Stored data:
========
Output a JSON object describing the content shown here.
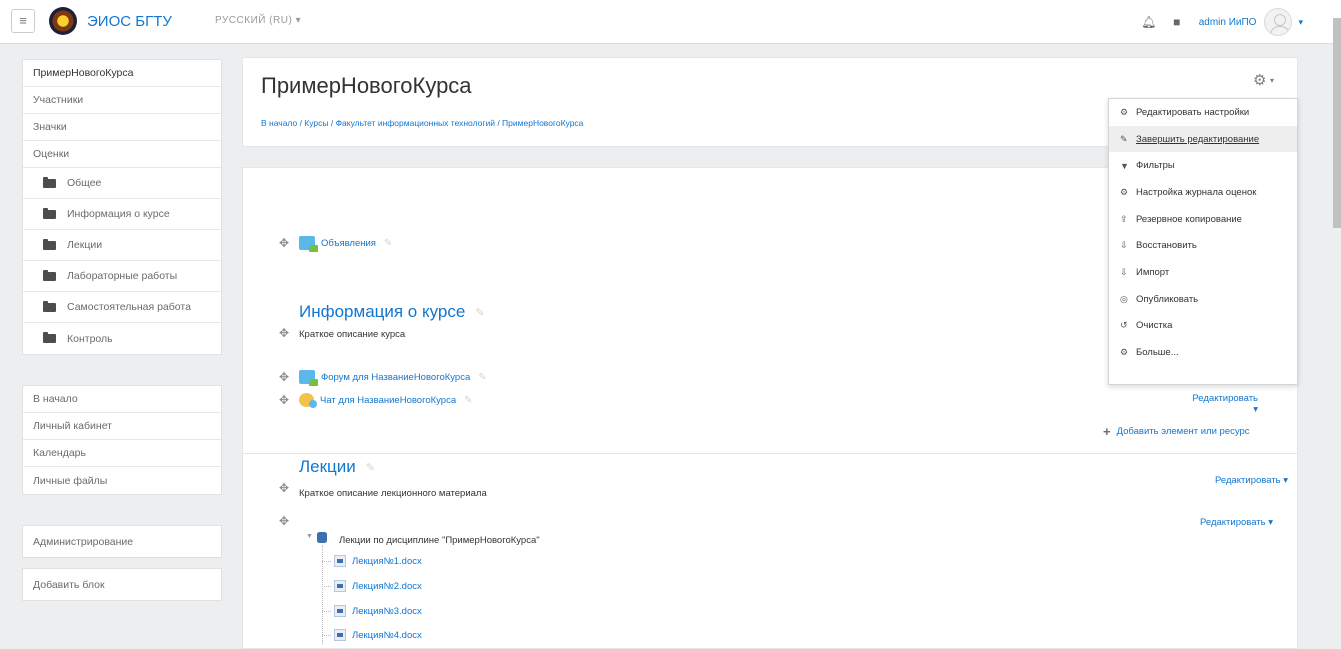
{
  "navbar": {
    "menu_glyph": "≡",
    "brand": "ЭИОС БГТУ",
    "language": "РУССКИЙ (RU) ▾",
    "user_name": "admin ИиПО",
    "icons": [
      "notifications-bell-icon",
      "messages-icon",
      "user-avatar"
    ]
  },
  "left_nav": {
    "items": [
      {
        "label": "ПримерНовогоКурса",
        "section": false,
        "active": true
      },
      {
        "label": "Участники",
        "section": false
      },
      {
        "label": "Значки",
        "section": false
      },
      {
        "label": "Оценки",
        "section": false
      },
      {
        "label": "Общее",
        "section": true
      },
      {
        "label": "Информация о курсе",
        "section": true
      },
      {
        "label": "Лекции",
        "section": true
      },
      {
        "label": "Лабораторные работы",
        "section": true
      },
      {
        "label": "Самостоятельная работа",
        "section": true
      },
      {
        "label": "Контроль",
        "section": true
      }
    ],
    "site_items": [
      "В начало",
      "Личный кабинет",
      "Календарь",
      "Личные файлы"
    ],
    "admin": "Администрирование",
    "add_block": "Добавить блок"
  },
  "header": {
    "title": "ПримерНовогоКурса",
    "breadcrumb": "В начало / Курсы / Факультет информационных технологий / ПримерНовогоКурса"
  },
  "course_menu": {
    "items": [
      {
        "icon": "⚙",
        "label": "Редактировать настройки"
      },
      {
        "icon": "✎",
        "label": "Завершить редактирование",
        "hover": true
      },
      {
        "icon": "▼",
        "label": "Фильтры"
      },
      {
        "icon": "⚙",
        "label": "Настройка журнала оценок"
      },
      {
        "icon": "⇪",
        "label": "Резервное копирование"
      },
      {
        "icon": "⇩",
        "label": "Восстановить"
      },
      {
        "icon": "⇩",
        "label": "Импорт"
      },
      {
        "icon": "◎",
        "label": "Опубликовать"
      },
      {
        "icon": "↺",
        "label": "Очистка"
      },
      {
        "icon": "⚙",
        "label": "Больше..."
      }
    ]
  },
  "sections": {
    "general": {
      "activity": "Объявления",
      "edit": "Редактировать ▾",
      "add": "Добавить элемент или ресурс"
    },
    "info": {
      "title": "Информация о курсе",
      "summary": "Краткое описание курса",
      "forum": "Форум для НазваниеНовогоКурса",
      "chat": "Чат для НазваниеНовогоКурса"
    },
    "lectures": {
      "title": "Лекции",
      "summary": "Краткое описание лекционного материала",
      "edit": "Редактировать ▾",
      "item_edit": "Редактировать ▾",
      "folder": "Лекции по дисциплине \"ПримерНовогоКурса\"",
      "files": [
        "Лекция№1.docx",
        "Лекция№2.docx",
        "Лекция№3.docx",
        "Лекция№4.docx"
      ]
    }
  },
  "colors": {
    "link": "#1177d1",
    "background": "#eceeef"
  }
}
========
Without including any pictures, reproduce the listing exactly.

Output a JSON object describing the content shown here.
{
  "navbar": {
    "menu_glyph": "≡",
    "brand": "ЭИОС БГТУ",
    "language": "РУССКИЙ (RU) ▾",
    "user_name": "admin ИиПО",
    "icons": [
      "notifications-bell-icon",
      "messages-icon",
      "user-avatar"
    ]
  },
  "left_nav": {
    "items": [
      {
        "label": "ПримерНовогоКурса",
        "section": false,
        "active": true
      },
      {
        "label": "Участники",
        "section": false
      },
      {
        "label": "Значки",
        "section": false
      },
      {
        "label": "Оценки",
        "section": false
      },
      {
        "label": "Общее",
        "section": true
      },
      {
        "label": "Информация о курсе",
        "section": true
      },
      {
        "label": "Лекции",
        "section": true
      },
      {
        "label": "Лабораторные работы",
        "section": true
      },
      {
        "label": "Самостоятельная работа",
        "section": true
      },
      {
        "label": "Контроль",
        "section": true
      }
    ],
    "site_items": [
      "В начало",
      "Личный кабинет",
      "Календарь",
      "Личные файлы"
    ],
    "admin": "Администрирование",
    "add_block": "Добавить блок"
  },
  "header": {
    "title": "ПримерНовогоКурса",
    "breadcrumb": "В начало / Курсы / Факультет информационных технологий / ПримерНовогоКурса"
  },
  "course_menu": {
    "items": [
      {
        "icon": "⚙",
        "label": "Редактировать настройки"
      },
      {
        "icon": "✎",
        "label": "Завершить редактирование",
        "hover": true
      },
      {
        "icon": "▼",
        "label": "Фильтры"
      },
      {
        "icon": "⚙",
        "label": "Настройка журнала оценок"
      },
      {
        "icon": "⇪",
        "label": "Резервное копирование"
      },
      {
        "icon": "⇩",
        "label": "Восстановить"
      },
      {
        "icon": "⇩",
        "label": "Импорт"
      },
      {
        "icon": "◎",
        "label": "Опубликовать"
      },
      {
        "icon": "↺",
        "label": "Очистка"
      },
      {
        "icon": "⚙",
        "label": "Больше..."
      }
    ]
  },
  "sections": {
    "general": {
      "activity": "Объявления",
      "edit": "Редактировать ▾",
      "add": "Добавить элемент или ресурс"
    },
    "info": {
      "title": "Информация о курсе",
      "summary": "Краткое описание курса",
      "forum": "Форум для НазваниеНовогоКурса",
      "chat": "Чат для НазваниеНовогоКурса"
    },
    "lectures": {
      "title": "Лекции",
      "summary": "Краткое описание лекционного материала",
      "edit": "Редактировать ▾",
      "item_edit": "Редактировать ▾",
      "folder": "Лекции по дисциплине \"ПримерНовогоКурса\"",
      "files": [
        "Лекция№1.docx",
        "Лекция№2.docx",
        "Лекция№3.docx",
        "Лекция№4.docx"
      ]
    }
  },
  "colors": {
    "link": "#1177d1",
    "background": "#eceeef"
  }
}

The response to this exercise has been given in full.